> [PROBLEM REQUIREMENTS] Work out how many lines in the entries contain the string "value", and give nothing but that number.

> [EXTRACTED RECORDS]
● ● ● ● ● ● ●

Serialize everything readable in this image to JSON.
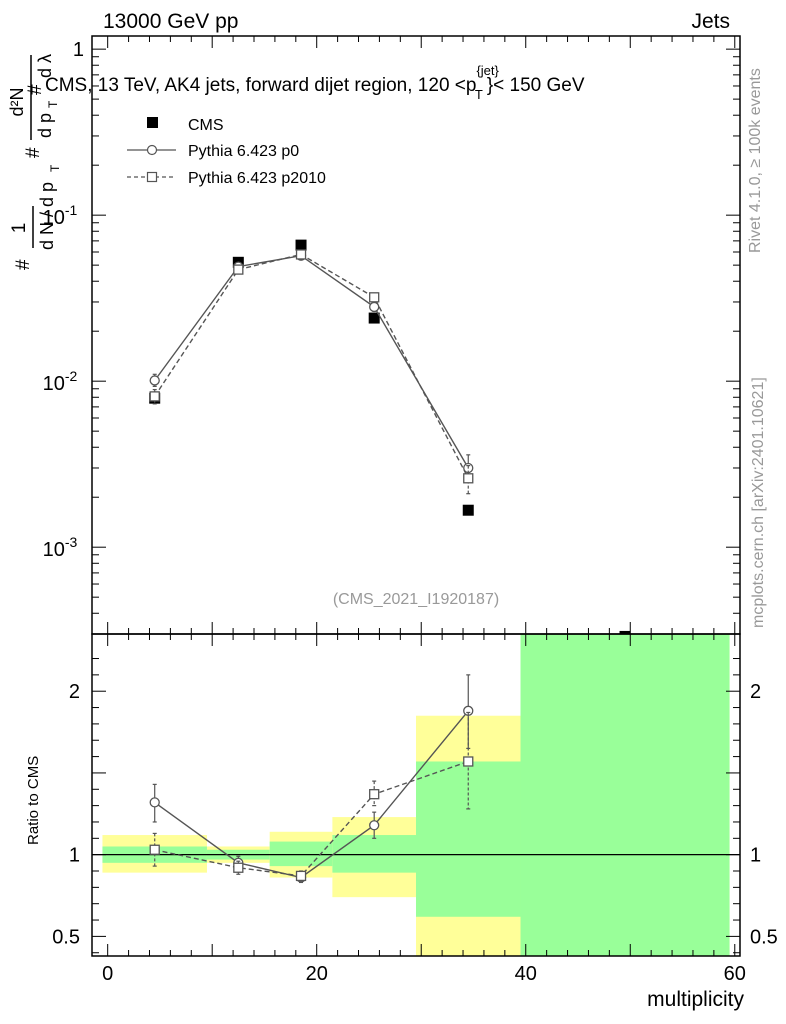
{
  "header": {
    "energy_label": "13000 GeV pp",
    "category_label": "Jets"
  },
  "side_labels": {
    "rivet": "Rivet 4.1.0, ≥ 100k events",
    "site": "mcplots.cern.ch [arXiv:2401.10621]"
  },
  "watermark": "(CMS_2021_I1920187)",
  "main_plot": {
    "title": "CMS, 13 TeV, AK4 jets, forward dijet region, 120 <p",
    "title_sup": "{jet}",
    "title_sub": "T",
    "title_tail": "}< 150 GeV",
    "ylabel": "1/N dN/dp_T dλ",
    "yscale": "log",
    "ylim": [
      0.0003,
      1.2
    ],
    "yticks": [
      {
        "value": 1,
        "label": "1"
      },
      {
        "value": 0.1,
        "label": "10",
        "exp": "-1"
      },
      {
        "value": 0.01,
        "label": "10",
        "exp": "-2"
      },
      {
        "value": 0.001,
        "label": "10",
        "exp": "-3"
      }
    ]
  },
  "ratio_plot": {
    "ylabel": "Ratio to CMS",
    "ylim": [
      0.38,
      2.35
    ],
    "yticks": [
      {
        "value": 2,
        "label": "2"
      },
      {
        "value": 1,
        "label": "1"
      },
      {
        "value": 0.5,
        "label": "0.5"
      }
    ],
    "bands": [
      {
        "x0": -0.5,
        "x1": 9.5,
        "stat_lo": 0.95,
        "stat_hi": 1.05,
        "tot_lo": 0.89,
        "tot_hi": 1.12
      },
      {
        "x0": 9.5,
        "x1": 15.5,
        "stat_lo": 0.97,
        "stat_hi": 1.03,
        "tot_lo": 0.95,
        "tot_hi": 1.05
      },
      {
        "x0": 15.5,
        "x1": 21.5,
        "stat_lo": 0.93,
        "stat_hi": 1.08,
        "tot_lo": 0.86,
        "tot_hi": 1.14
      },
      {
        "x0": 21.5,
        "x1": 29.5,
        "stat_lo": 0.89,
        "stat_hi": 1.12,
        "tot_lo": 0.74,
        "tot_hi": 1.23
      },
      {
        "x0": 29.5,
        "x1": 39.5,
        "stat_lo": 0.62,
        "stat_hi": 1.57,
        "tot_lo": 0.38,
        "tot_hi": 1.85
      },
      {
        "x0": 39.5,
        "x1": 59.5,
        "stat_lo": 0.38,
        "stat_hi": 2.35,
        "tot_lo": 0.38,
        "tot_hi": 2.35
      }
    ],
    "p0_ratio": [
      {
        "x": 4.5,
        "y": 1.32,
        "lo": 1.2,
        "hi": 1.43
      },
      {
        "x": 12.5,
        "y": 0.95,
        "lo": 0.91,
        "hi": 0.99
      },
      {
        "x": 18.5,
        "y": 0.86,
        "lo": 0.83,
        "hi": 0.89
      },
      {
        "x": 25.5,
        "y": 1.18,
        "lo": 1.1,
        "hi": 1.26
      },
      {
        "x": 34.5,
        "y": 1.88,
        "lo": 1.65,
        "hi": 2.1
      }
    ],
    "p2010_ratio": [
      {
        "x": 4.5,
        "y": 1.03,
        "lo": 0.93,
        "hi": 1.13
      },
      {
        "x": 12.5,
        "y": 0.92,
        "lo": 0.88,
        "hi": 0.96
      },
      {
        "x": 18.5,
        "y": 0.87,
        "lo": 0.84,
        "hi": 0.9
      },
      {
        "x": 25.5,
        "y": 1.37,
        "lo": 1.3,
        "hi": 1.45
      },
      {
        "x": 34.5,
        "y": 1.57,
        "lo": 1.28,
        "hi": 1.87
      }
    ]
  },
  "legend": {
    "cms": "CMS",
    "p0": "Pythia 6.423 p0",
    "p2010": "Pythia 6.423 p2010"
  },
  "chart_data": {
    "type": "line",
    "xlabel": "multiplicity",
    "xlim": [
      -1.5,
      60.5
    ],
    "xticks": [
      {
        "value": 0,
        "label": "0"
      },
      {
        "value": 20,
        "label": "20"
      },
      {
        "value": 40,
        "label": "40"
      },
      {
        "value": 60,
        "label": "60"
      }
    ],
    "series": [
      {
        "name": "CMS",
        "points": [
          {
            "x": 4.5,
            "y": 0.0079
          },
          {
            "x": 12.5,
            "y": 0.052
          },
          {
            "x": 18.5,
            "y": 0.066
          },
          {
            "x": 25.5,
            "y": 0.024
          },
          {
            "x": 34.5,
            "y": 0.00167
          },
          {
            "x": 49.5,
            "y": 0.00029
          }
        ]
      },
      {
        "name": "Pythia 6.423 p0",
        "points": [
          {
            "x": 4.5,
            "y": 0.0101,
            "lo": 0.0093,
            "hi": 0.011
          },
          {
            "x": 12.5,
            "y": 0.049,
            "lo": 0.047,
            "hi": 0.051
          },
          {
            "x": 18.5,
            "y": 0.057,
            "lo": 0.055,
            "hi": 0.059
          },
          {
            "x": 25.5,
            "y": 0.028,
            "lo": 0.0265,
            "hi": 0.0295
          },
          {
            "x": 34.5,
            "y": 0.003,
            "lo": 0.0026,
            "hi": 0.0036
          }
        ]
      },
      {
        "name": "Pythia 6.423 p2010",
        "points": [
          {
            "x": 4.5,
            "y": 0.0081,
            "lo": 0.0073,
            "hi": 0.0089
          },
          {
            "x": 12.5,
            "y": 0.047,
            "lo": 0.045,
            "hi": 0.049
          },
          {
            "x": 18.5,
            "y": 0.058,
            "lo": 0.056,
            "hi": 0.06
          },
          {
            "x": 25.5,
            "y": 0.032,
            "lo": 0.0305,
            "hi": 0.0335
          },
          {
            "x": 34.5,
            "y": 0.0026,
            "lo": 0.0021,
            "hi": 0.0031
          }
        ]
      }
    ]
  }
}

● ● ● ● ● ● ●

> [IN RESPONSE] 11